TASK
Look for "概率论与数理统计" in each line of the entries, and return the matching lines.

Source records

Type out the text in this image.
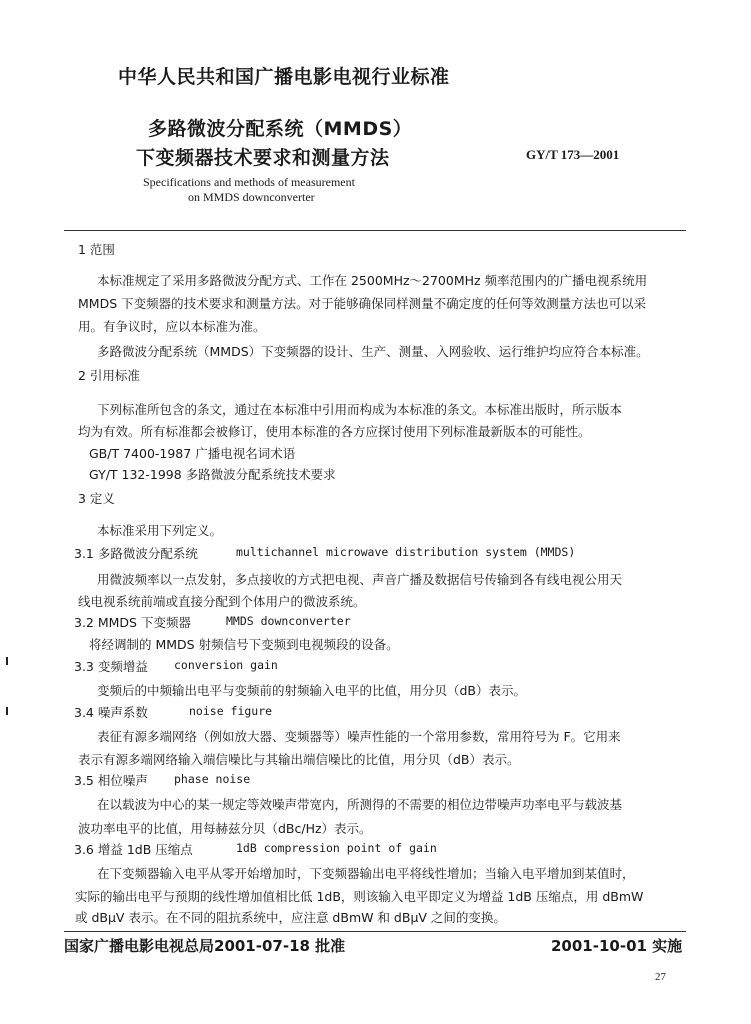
中华人民共和国广播电影电视行业标准
多路微波分配系统（MMDS）
下变频器技术要求和测量方法	GY/T 173—2001
Specifications and methods of measurement
on MMDS downconverter
1 范围
本标准规定了采用多路微波分配方式、工作在 2500MHz～2700MHz 频率范围内的广播电视系统用
MMDS 下变频器的技术要求和测量方法。对于能够确保同样测量不确定度的任何等效测量方法也可以采
用。有争议时，应以本标准为准。
多路微波分配系统（MMDS）下变频器的设计、生产、测量、入网验收、运行维护均应符合本标准。
2 引用标准
下列标准所包含的条文，通过在本标准中引用而构成为本标准的条文。本标准出版时，所示版本
均为有效。所有标准都会被修订，使用本标准的各方应探讨使用下列标准最新版本的可能性。
GB/T 7400-1987 广播电视名词术语
GY/T 132-1998 多路微波分配系统技术要求
3 定义
本标准采用下列定义。
3.1 多路微波分配系统	multichannel microwave distribution system (MMDS)
用微波频率以一点发射，多点接收的方式把电视、声音广播及数据信号传输到各有线电视公用天
线电视系统前端或直接分配到个体用户的微波系统。
3.2 MMDS 下变频器	MMDS downconverter
将经调制的 MMDS 射频信号下变频到电视频段的设备。
3.3 变频增益 conversion gain
变频后的中频输出电平与变频前的射频输入电平的比值，用分贝（dB）表示。
3.4 噪声系数	noise figure
表征有源多端网络（例如放大器、变频器等）噪声性能的一个常用参数，常用符号为 F。它用来
表示有源多端网络输入端信噪比与其输出端信噪比的比值，用分贝（dB）表示。
3.5 相位噪声 phase noise
在以载波为中心的某一规定等效噪声带宽内，所测得的不需要的相位边带噪声功率电平与载波基
波功率电平的比值，用每赫兹分贝（dBc/Hz）表示。
3.6 增益 1dB 压缩点	1dB compression point of gain
在下变频器输入电平从零开始增加时，下变频器输出电平将线性增加；当输入电平增加到某值时，
实际的输出电平与预期的线性增加值相比低 1dB，则该输入电平即定义为增益 1dB 压缩点，用 dBmW
或 dBμV 表示。在不同的阻抗系统中，应注意 dBmW 和 dBμV 之间的变换。
国家广播电影电视总局2001-07-18 批准	2001-10-01 实施
27
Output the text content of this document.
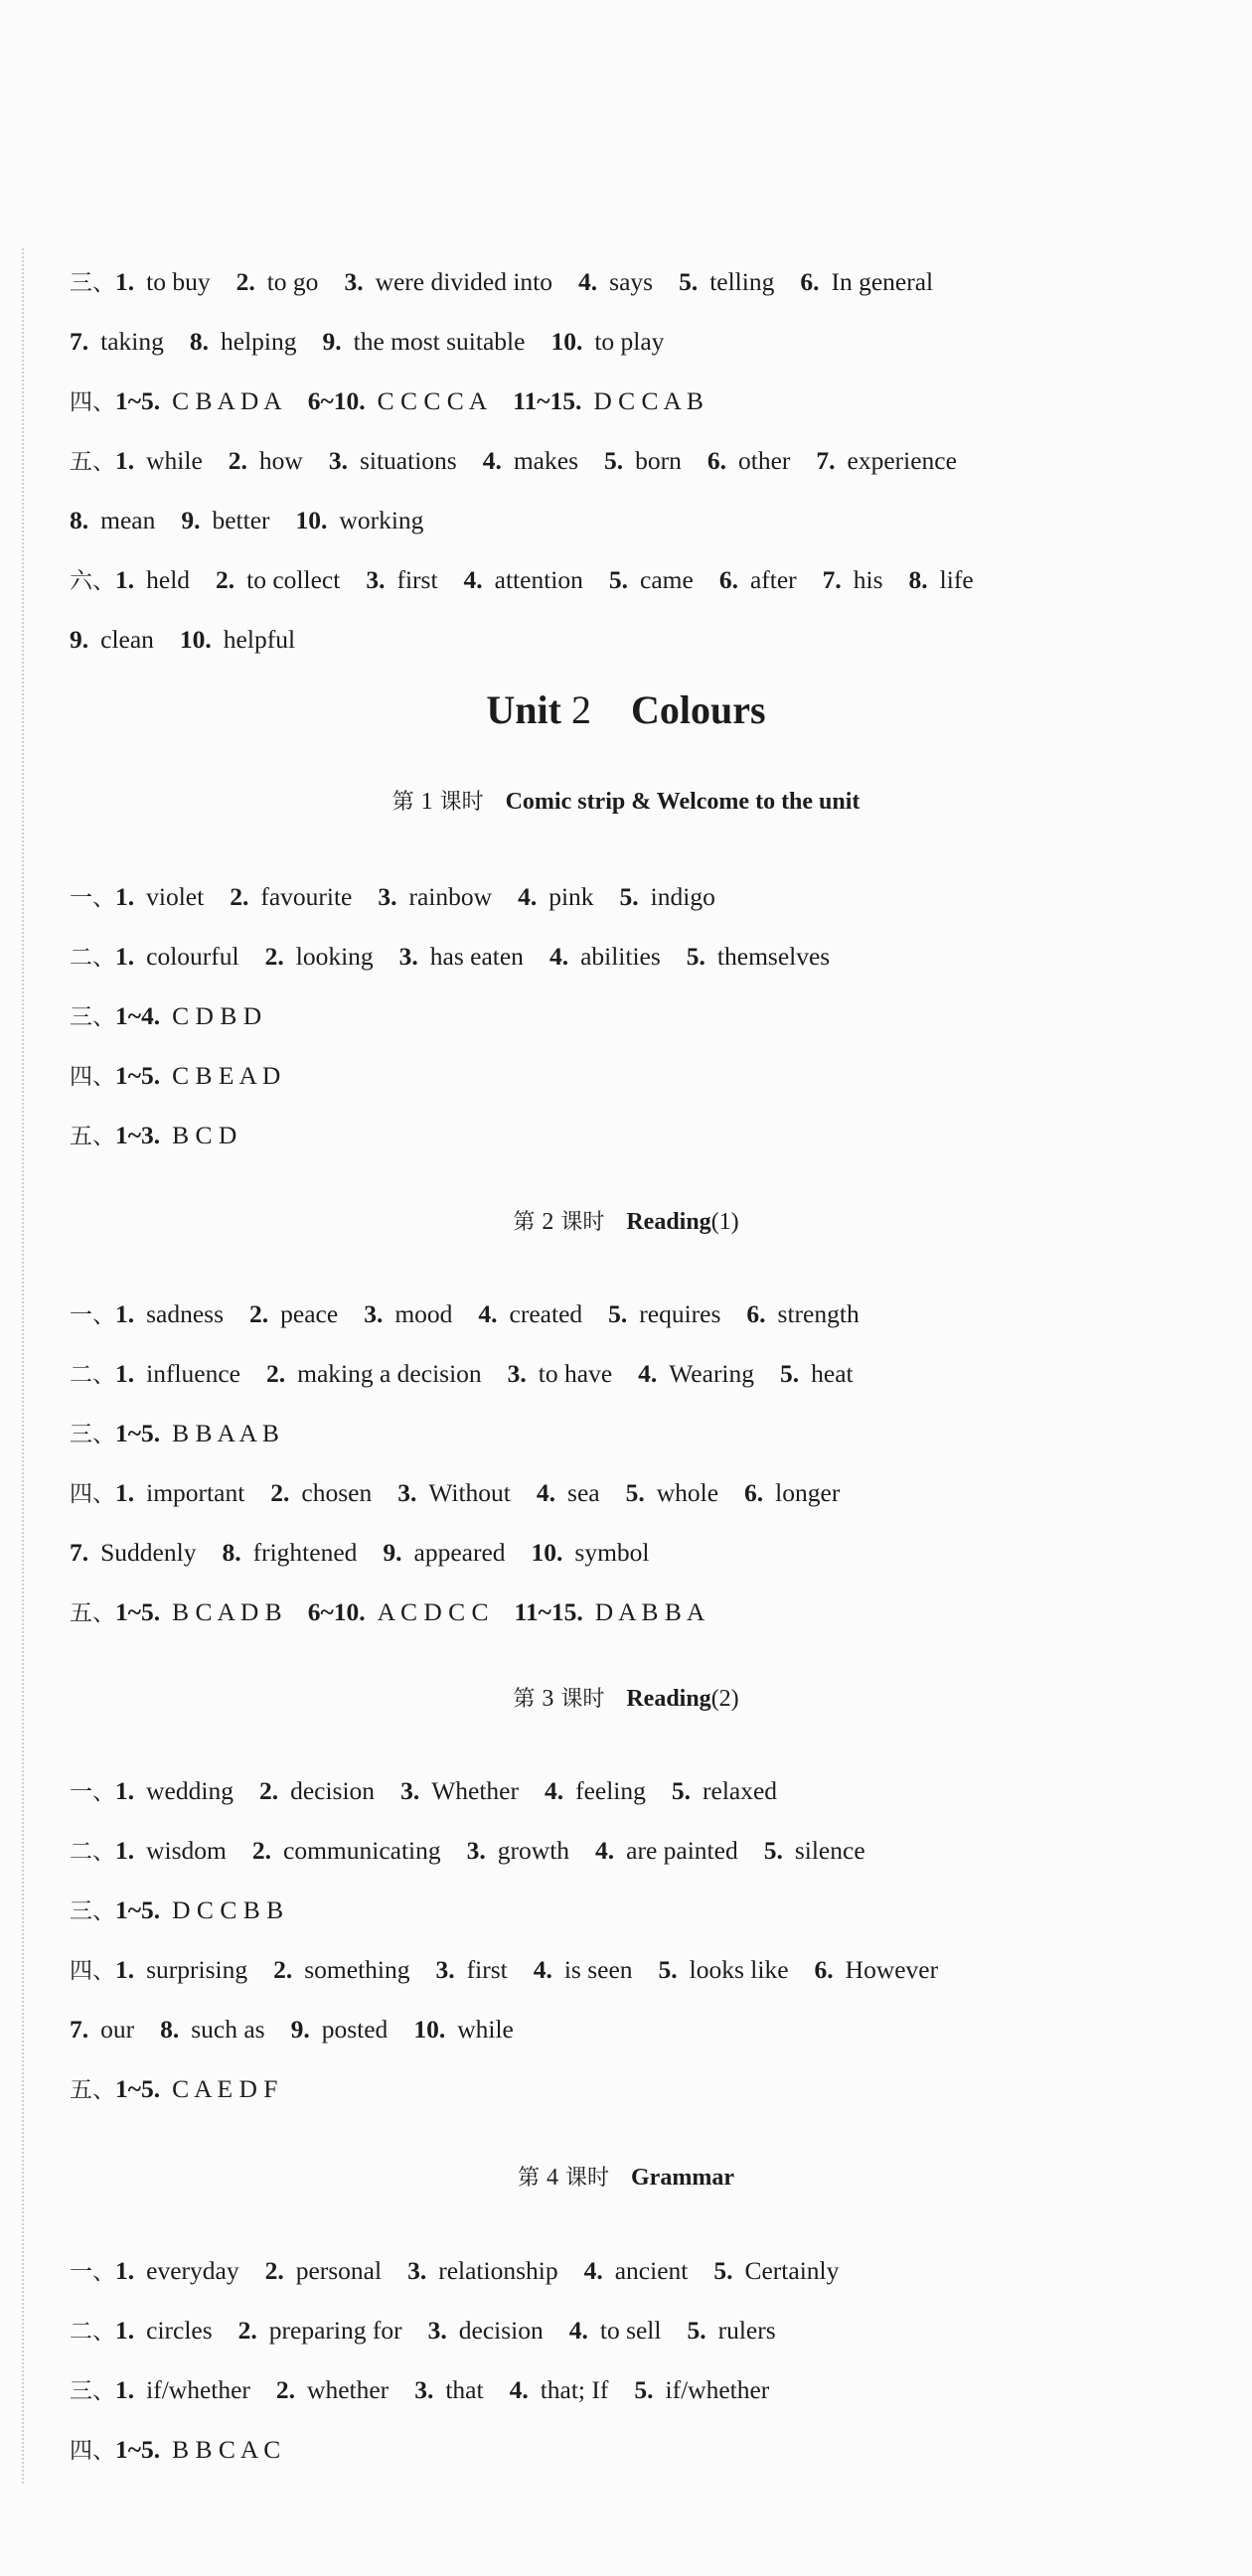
三、1. to buy 2. to go 3. were divided into 4. says 5. telling 6. In general
7. taking 8. helping 9. the most suitable 10. to play
四、1~5. C B A D A 6~10. C C C C A 11~15. D C C A B
五、1. while 2. how 3. situations 4. makes 5. born 6. other 7. experience
8. mean 9. better 10. working
六、1. held 2. to collect 3. first 4. attention 5. came 6. after 7. his 8. life
9. clean 10. helpful
Unit 2 Colours
第 1 课时 Comic strip & Welcome to the unit
一、1. violet 2. favourite 3. rainbow 4. pink 5. indigo
二、1. colourful 2. looking 3. has eaten 4. abilities 5. themselves
三、1~4. C D B D
四、1~5. C B E A D
五、1~3. B C D
第 2 课时 Reading(1)
一、1. sadness 2. peace 3. mood 4. created 5. requires 6. strength
二、1. influence 2. making a decision 3. to have 4. Wearing 5. heat
三、1~5. B B A A B
四、1. important 2. chosen 3. Without 4. sea 5. whole 6. longer
7. Suddenly 8. frightened 9. appeared 10. symbol
五、1~5. B C A D B 6~10. A C D C C 11~15. D A B B A
第 3 课时 Reading(2)
一、1. wedding 2. decision 3. Whether 4. feeling 5. relaxed
二、1. wisdom 2. communicating 3. growth 4. are painted 5. silence
三、1~5. D C C B B
四、1. surprising 2. something 3. first 4. is seen 5. looks like 6. However
7. our 8. such as 9. posted 10. while
五、1~5. C A E D F
第 4 课时 Grammar
一、1. everyday 2. personal 3. relationship 4. ancient 5. Certainly
二、1. circles 2. preparing for 3. decision 4. to sell 5. rulers
三、1. if/whether 2. whether 3. that 4. that; If 5. if/whether
四、1~5. B B C A C
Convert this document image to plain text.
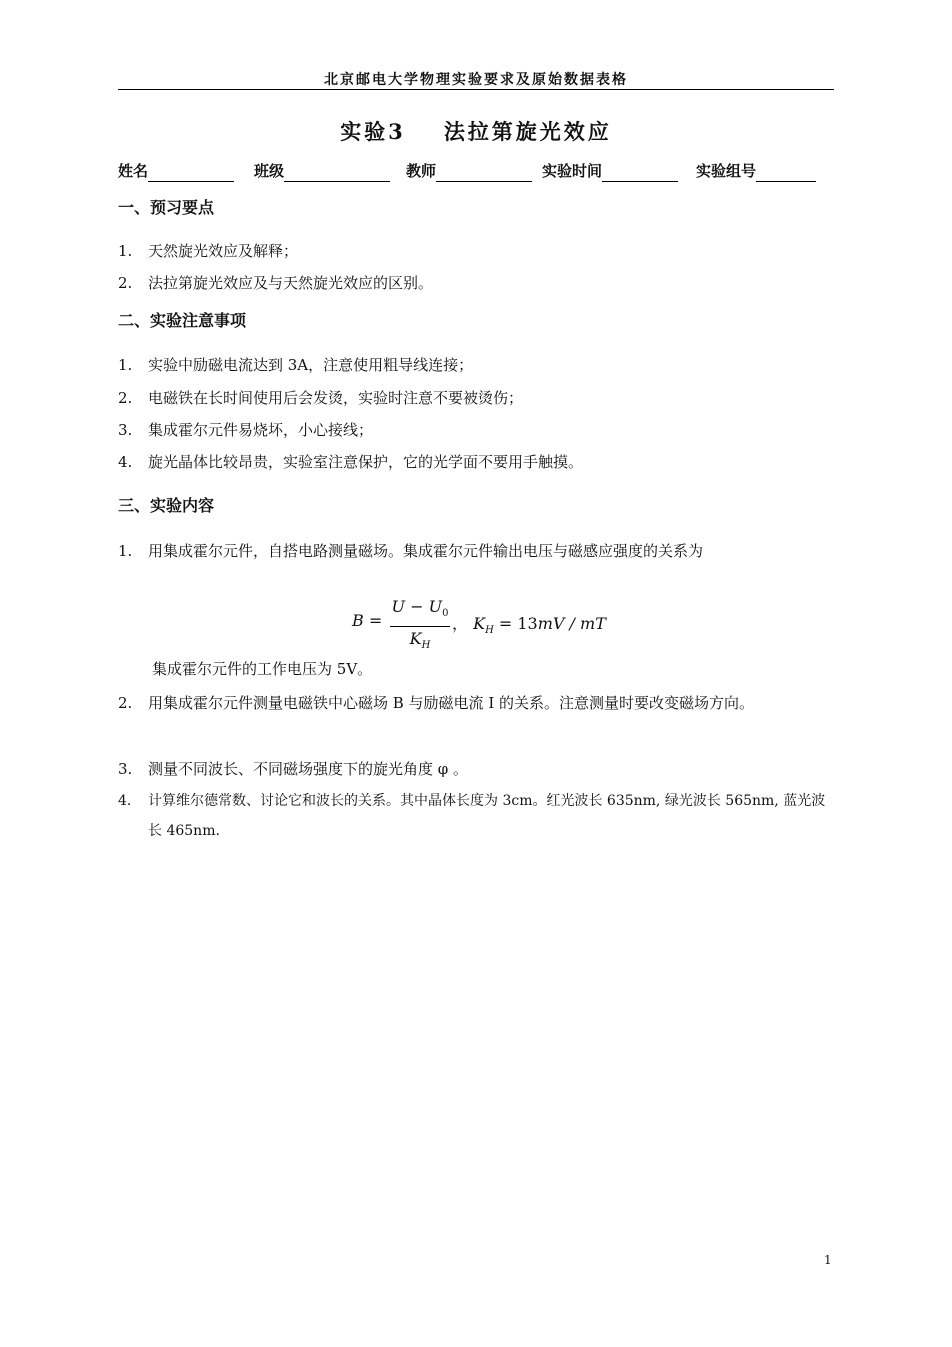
北京邮电大学物理实验要求及原始数据表格
实验3 法拉第旋光效应
姓名	班级	教师	实验时间	实验组号
一、预习要点
1. 天然旋光效应及解释；
2. 法拉第旋光效应及与天然旋光效应的区别。
二、实验注意事项
1. 实验中励磁电流达到 3A，注意使用粗导线连接；
2. 电磁铁在长时间使用后会发烫，实验时注意不要被烫伤；
3. 集成霍尔元件易烧坏，小心接线；
4. 旋光晶体比较昂贵，实验室注意保护，它的光学面不要用手触摸。
三、实验内容
1. 用集成霍尔元件，自搭电路测量磁场。集成霍尔元件输出电压与磁感应强度的关系为
B =
$U - U_0$
$K_H$
， $K_H = 13mV$ / mT
集成霍尔元件的工作电压为 5V。
2. 用集成霍尔元件测量电磁铁中心磁场 B 与励磁电流 I 的关系。注意测量时要改变磁场方向。
3. 测量不同波长、不同磁场强度下的旋光角度 φ 。
4. 计算维尔德常数、讨论它和波长的关系。其中晶体长度为 3cm。红光波长 635nm, 绿光波长 565nm, 蓝光波长 465nm.
1
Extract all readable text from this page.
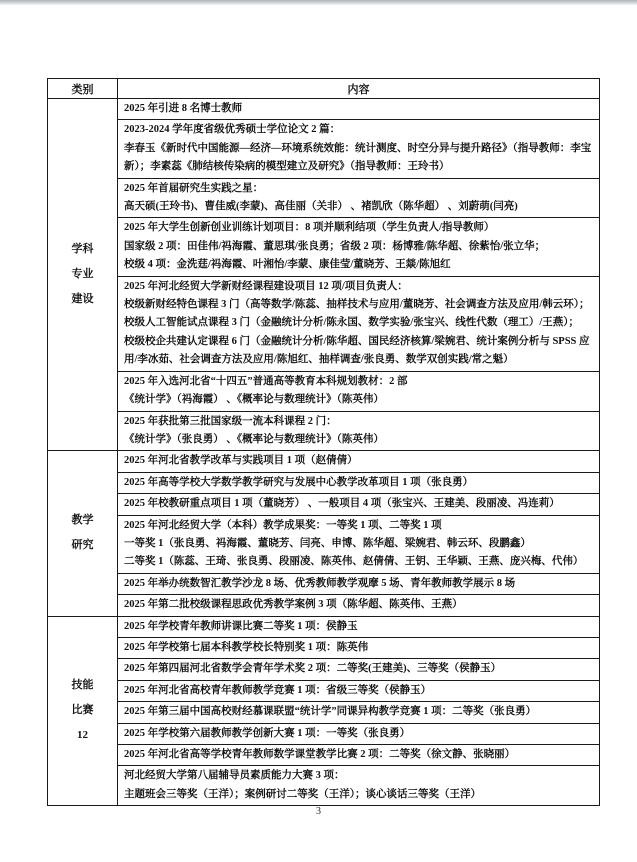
类别	内容

学科
专业
建设	2025 年引进 8 名博士教师

	2023-2024 学年度省级优秀硕士学位论文 2 篇：
李春玉《新时代中国能源—经济—环境系统效能：统计测度、时空分异与提升路径》（指导教师：李宝
新）；李素蕊《肺结核传染病的模型建立及研究》（指导教师：王玲书）

	2025 年首届研究生实践之星：
高天硕(王玲书)、曹佳威(李蒙)、高佳丽（关非） 、褚凯欣（陈华超） 、刘蔚萌(闫亮)

	2025 年大学生创新创业训练计划项目：8 项并顺利结项（学生负责人/指导教师）
国家级 2 项：田佳伟/祃海霞、董思琪/张良勇；省级 2 项：杨博雅/陈华超、徐紫怡/张立华；
校级 4 项：金洗莛/祃海霞、叶湘怡/李蒙、康佳莹/董晓芳、王燚/陈旭红

	2025 年河北经贸大学新财经课程建设项目 12 项/项目负责人：
校级新财经特色课程 3 门（高等数学/陈蕊、抽样技术与应用/董晓芳、社会调查方法及应用/韩云环）；
校级人工智能试点课程 3 门（金融统计分析/陈永国、数学实验/张宝兴、线性代数（理工）/王燕）；
校级校企共建认定课程 6 门（金融统计分析/陈华超、国民经济核算/梁婉君、统计案例分析与 SPSS 应
用/李冰茹、社会调查方法及应用/陈旭红、抽样调查/张良勇、数学双创实践/常之魁）

	2025 年入选河北省“十四五”普通高等教育本科规划教材：2 部
《统计学》（祃海霞） 、《概率论与数理统计》（陈英伟）

	2025 年获批第三批国家级一流本科课程 2 门：
《统计学》（张良勇） 、《概率论与数理统计》（陈英伟）

教学
研究	2025 年河北省教学改革与实践项目 1 项（赵倩倩）

	2025 年高等学校大学数学教学研究与发展中心教学改革项目 1 项（张良勇）

	2025 年校教研重点项目 1 项（董晓芳） 、一般项目 4 项（张宝兴、王建美、段丽凌、冯连莉）

	2025 年河北经贸大学（本科）教学成果奖：一等奖 1 项、二等奖 1 项
一等奖 1（张良勇、祃海霞、董晓芳、闫亮、申博、陈华超、梁婉君、韩云环、段鹏鑫）
二等奖 1（陈蕊、王琦、张良勇、段丽凌、陈英伟、赵倩倩、王钥、王华颖、王燕、庞兴梅、代伟）

	2025 年举办统数智汇教学沙龙 8 场、优秀教师教学观摩 5 场、青年教师教学展示 8 场

	2025 年第二批校级课程思政优秀教学案例 3 项（陈华超、陈英伟、王燕）

技能
比赛
12	2025 年学校青年教师讲课比赛二等奖 1 项：侯静玉

	2025 年学校第七届本科教学校长特别奖 1 项：陈英伟

	2025 年第四届河北省数学会青年学术奖 2 项：二等奖(王建美)、三等奖（侯静玉）

	2025 年河北省高校青年教师教学竞赛 1 项：省级三等奖（侯静玉）

	2025 年第三届中国高校财经慕课联盟“统计学”同课异构教学竞赛 1 项：二等奖（张良勇）

	2025 年学校第六届教师教学创新大赛 1 项：一等奖（张良勇）

	2025 年河北省高等学校青年教师数学课堂教学比赛 2 项：二等奖（徐文静、张晓丽）

	河北经贸大学第八届辅导员素质能力大赛 3 项：
主题班会三等奖（王洋）；案例研讨二等奖（王洋）；谈心谈话三等奖（王洋）
3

ANSWER BELOW
《统计学》（祃海霞） 、《概率论与数理统计》（陈英伟）
《统计学》（张良勇） 、《概率论与数理统计》（陈英伟）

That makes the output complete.